● **GIVEN DATA**:
┄┄┄┄┄┄┄┄┄┄

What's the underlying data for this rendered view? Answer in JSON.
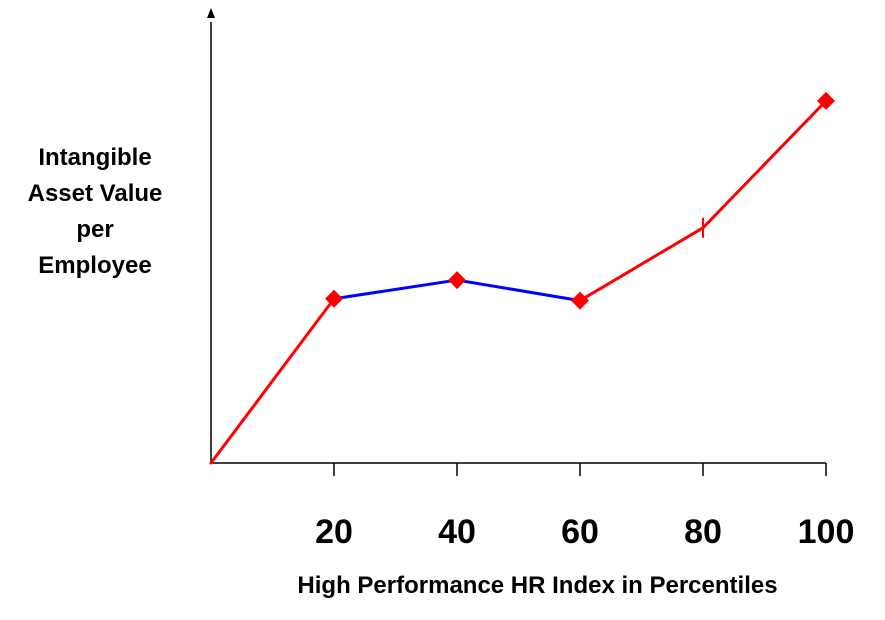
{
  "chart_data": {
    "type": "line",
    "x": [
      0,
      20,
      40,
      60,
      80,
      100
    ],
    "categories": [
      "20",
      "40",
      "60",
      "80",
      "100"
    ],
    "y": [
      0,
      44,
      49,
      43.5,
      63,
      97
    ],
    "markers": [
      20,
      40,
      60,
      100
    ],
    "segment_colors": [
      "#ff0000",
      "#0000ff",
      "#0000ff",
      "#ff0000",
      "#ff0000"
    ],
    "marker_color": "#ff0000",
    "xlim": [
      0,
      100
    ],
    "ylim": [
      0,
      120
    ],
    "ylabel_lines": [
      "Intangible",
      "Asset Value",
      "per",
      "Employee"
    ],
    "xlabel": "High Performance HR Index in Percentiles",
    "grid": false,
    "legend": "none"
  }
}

┄┄┄┄┄┄┄┄┄┄

● **EXERCISE INSTRUCTIONS**: Without the pictures, repeat all the records word for word.

● **ANSWER TO THIS PROBLEM**:
What's the underlying data for this rendered view? Answer in JSON.
{
  "chart_data": {
    "type": "line",
    "x": [
      0,
      20,
      40,
      60,
      80,
      100
    ],
    "categories": [
      "20",
      "40",
      "60",
      "80",
      "100"
    ],
    "y": [
      0,
      44,
      49,
      43.5,
      63,
      97
    ],
    "markers": [
      20,
      40,
      60,
      100
    ],
    "segment_colors": [
      "#ff0000",
      "#0000ff",
      "#0000ff",
      "#ff0000",
      "#ff0000"
    ],
    "marker_color": "#ff0000",
    "xlim": [
      0,
      100
    ],
    "ylim": [
      0,
      120
    ],
    "ylabel_lines": [
      "Intangible",
      "Asset Value",
      "per",
      "Employee"
    ],
    "xlabel": "High Performance HR Index in Percentiles",
    "grid": false,
    "legend": "none"
  }
}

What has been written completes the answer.